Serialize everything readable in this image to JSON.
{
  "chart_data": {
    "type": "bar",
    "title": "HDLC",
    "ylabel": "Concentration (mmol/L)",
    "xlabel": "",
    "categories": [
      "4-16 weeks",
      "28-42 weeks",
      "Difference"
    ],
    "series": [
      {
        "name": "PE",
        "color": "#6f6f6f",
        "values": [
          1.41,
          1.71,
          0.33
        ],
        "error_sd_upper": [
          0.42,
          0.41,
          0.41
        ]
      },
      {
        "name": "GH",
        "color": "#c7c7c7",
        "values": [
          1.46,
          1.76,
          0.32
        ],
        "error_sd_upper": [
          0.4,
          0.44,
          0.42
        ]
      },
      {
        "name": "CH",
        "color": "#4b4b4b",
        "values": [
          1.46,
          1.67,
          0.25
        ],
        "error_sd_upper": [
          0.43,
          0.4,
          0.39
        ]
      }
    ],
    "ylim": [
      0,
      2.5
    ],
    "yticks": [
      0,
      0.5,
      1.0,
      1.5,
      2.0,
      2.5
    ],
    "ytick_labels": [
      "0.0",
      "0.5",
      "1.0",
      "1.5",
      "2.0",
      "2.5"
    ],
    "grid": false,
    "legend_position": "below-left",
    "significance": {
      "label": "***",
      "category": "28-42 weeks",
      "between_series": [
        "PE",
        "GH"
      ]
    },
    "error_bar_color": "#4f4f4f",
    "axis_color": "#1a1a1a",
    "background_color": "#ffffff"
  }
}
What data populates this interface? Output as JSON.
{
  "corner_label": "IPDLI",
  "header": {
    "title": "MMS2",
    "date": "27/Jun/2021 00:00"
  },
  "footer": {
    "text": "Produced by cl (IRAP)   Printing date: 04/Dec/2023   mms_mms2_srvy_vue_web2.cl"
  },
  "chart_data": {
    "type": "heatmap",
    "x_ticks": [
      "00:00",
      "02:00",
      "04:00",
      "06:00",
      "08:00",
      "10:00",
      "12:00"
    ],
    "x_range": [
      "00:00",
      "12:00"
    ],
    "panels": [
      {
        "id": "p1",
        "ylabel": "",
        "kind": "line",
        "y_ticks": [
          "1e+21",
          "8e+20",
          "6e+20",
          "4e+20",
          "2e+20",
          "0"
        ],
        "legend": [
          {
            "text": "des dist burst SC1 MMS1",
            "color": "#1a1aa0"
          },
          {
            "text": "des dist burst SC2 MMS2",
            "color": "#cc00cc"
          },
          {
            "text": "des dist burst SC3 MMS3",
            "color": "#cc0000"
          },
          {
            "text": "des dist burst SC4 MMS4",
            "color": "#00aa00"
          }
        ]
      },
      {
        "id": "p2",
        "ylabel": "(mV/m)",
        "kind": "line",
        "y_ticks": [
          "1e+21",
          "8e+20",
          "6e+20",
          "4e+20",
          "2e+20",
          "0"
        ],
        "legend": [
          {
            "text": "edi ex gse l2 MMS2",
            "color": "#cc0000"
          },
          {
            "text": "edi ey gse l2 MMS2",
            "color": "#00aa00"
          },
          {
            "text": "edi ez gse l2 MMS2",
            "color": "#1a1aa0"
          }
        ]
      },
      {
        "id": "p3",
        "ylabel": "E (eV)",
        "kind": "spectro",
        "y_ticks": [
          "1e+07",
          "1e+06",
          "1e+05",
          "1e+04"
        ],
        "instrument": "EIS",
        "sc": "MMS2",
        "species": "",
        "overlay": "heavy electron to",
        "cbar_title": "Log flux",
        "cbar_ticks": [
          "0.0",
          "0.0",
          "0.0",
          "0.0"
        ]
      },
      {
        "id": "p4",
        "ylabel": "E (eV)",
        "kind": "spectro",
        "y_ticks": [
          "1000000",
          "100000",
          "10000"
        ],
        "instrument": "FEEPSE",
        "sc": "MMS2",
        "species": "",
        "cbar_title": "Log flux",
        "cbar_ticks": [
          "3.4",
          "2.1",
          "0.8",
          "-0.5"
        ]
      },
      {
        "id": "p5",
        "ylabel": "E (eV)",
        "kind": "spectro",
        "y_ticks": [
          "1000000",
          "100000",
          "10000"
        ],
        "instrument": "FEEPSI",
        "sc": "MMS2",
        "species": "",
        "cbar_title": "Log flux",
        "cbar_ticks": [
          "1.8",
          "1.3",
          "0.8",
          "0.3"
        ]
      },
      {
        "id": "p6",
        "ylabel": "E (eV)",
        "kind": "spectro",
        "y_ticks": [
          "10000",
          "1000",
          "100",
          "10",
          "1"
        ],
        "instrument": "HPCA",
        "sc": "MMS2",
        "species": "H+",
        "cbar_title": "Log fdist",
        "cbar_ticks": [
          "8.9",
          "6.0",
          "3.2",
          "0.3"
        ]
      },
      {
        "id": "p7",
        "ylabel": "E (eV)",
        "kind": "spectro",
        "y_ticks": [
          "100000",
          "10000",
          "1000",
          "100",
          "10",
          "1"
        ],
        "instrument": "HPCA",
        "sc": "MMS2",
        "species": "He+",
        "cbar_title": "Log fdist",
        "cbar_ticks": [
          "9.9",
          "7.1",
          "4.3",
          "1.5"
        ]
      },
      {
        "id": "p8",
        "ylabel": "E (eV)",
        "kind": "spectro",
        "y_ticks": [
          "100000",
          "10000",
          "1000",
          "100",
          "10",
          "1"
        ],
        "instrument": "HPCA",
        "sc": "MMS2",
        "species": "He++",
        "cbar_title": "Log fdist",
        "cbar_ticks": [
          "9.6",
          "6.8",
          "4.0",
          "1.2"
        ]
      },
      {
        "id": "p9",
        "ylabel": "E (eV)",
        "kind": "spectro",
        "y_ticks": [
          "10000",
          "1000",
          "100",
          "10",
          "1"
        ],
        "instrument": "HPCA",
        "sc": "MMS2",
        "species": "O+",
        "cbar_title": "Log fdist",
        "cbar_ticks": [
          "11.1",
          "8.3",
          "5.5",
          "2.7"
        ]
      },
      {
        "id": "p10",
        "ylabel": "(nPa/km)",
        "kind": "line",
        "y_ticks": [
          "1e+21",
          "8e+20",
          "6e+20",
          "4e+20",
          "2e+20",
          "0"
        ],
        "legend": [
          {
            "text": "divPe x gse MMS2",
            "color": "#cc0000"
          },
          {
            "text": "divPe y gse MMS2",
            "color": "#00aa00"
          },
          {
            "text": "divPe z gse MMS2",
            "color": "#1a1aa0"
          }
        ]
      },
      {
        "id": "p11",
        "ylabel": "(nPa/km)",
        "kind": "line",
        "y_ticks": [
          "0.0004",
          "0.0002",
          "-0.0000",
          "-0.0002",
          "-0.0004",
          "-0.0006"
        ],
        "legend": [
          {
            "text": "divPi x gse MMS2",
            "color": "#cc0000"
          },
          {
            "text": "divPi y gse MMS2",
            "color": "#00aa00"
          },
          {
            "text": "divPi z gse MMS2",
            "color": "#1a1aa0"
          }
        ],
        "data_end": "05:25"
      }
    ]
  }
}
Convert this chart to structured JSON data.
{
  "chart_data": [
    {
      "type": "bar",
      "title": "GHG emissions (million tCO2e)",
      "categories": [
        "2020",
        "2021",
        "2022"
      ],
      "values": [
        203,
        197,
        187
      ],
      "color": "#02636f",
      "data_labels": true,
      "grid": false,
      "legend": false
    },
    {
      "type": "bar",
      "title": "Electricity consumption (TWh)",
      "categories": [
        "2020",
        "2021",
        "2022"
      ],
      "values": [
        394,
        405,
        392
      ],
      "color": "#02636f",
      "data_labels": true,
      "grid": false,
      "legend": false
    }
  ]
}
# # #
▶ **EXERCISE**: Go through the material line by line. Show each line that contains the string "type".

▶ **PROBLEM SOLUTION**:
    "type": "bar",
    "type": "heatmap",
      "type": "bar",
      "type": "bar",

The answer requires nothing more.